### [REQUIRED WORK]
For the records that follow, return only the count of lines containing the string "include".

Saved entries:

------------------------

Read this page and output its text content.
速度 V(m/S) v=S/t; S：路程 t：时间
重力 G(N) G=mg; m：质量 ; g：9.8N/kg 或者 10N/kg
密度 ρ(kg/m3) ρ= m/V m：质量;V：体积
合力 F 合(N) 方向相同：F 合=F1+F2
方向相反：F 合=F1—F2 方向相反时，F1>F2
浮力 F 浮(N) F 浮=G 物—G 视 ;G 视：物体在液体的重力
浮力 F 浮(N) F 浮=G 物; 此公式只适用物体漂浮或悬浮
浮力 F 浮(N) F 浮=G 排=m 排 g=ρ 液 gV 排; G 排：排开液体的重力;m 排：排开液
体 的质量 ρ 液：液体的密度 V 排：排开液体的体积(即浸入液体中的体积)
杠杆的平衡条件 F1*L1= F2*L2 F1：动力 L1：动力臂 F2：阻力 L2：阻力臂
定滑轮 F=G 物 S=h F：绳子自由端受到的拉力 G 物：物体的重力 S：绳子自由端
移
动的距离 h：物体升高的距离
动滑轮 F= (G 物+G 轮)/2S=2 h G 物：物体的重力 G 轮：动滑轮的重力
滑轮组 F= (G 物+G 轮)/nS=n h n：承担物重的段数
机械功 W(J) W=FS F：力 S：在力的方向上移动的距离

------------------------

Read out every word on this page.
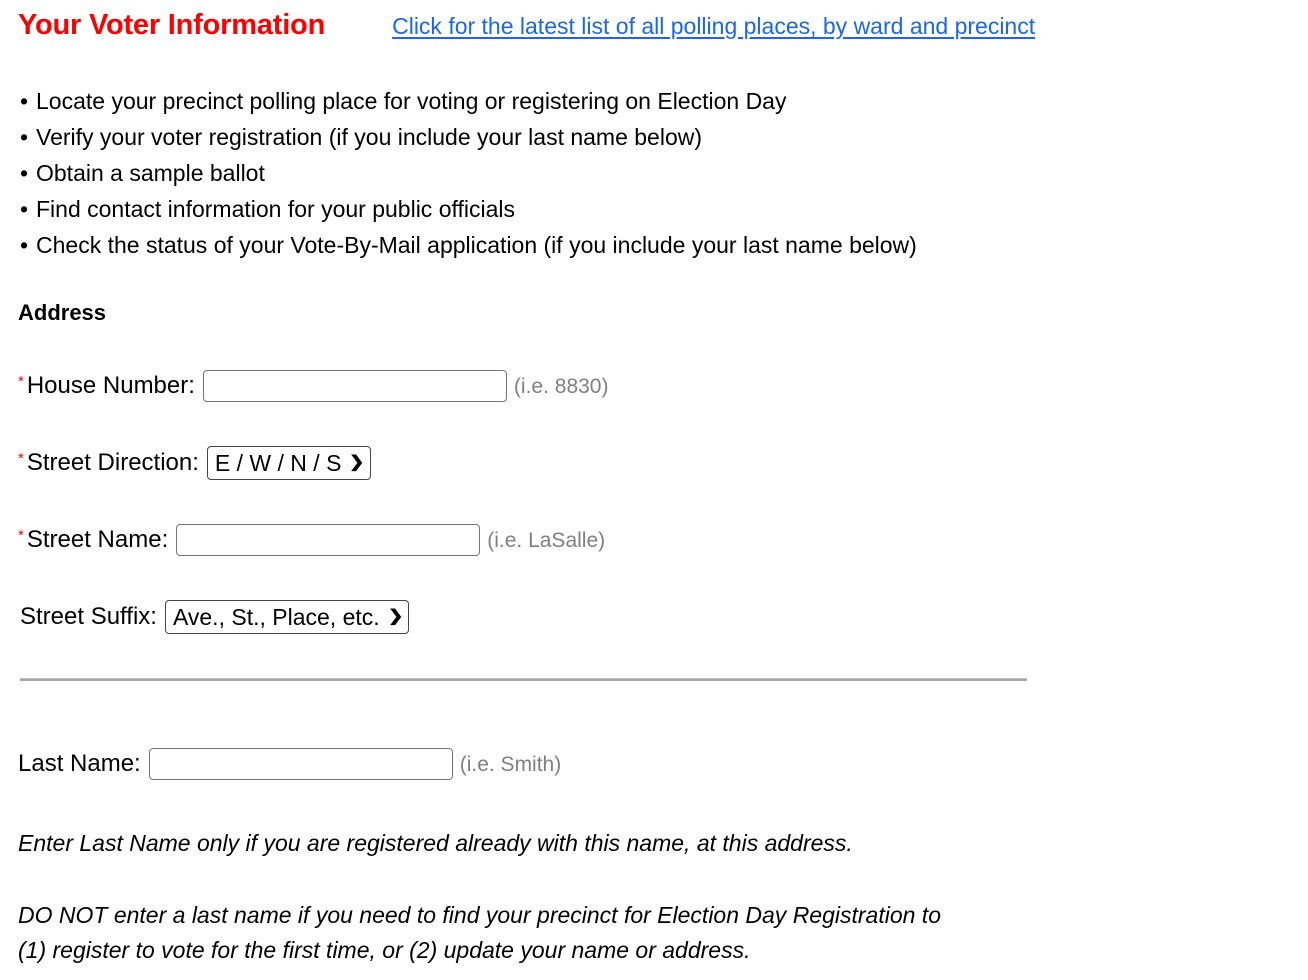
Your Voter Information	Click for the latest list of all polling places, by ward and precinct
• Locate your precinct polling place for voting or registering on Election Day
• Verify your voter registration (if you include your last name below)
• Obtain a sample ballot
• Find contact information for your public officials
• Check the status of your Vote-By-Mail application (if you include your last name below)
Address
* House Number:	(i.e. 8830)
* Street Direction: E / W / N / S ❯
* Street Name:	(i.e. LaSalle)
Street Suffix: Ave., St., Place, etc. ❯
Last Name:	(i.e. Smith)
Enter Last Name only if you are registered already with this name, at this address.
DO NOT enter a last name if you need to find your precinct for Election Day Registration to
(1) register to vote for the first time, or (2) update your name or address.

------------------------

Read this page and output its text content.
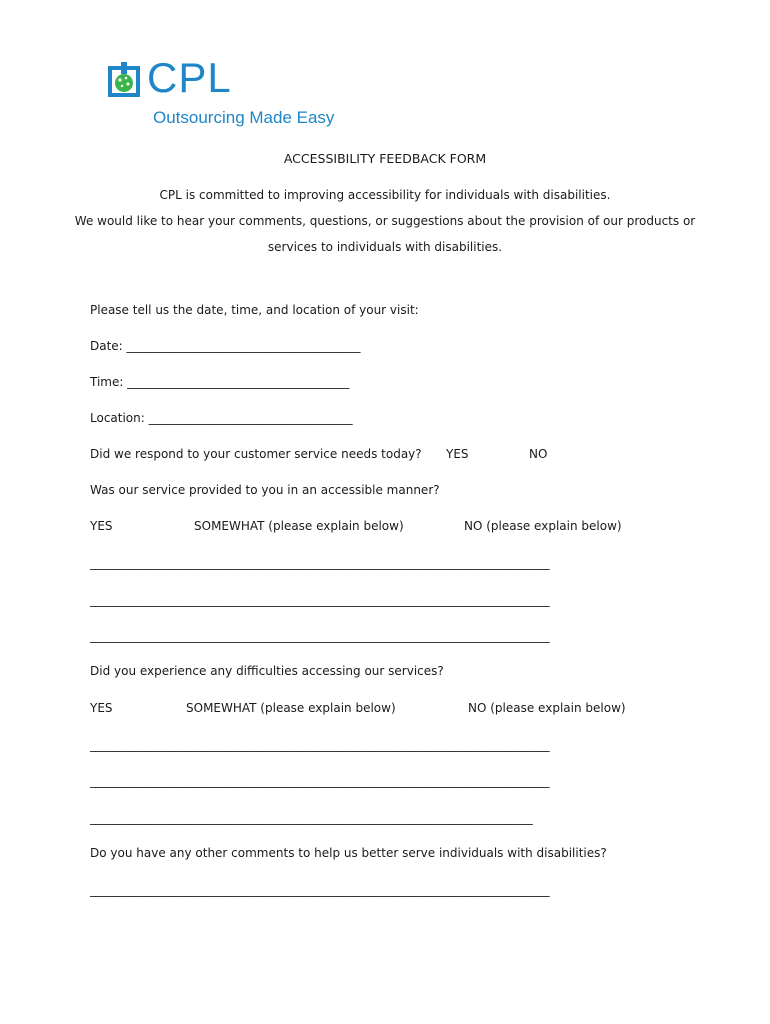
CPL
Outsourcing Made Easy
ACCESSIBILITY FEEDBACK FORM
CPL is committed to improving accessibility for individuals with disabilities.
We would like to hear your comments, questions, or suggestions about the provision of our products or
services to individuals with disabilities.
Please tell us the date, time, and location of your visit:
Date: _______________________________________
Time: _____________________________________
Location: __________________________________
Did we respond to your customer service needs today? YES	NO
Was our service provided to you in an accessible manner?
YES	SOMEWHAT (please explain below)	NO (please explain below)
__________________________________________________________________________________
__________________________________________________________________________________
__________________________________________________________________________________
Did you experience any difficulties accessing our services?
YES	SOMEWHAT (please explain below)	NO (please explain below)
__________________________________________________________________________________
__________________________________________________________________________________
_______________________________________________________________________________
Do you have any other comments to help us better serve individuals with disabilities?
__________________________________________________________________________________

------------------------

### [WORKED SOLUTION]
2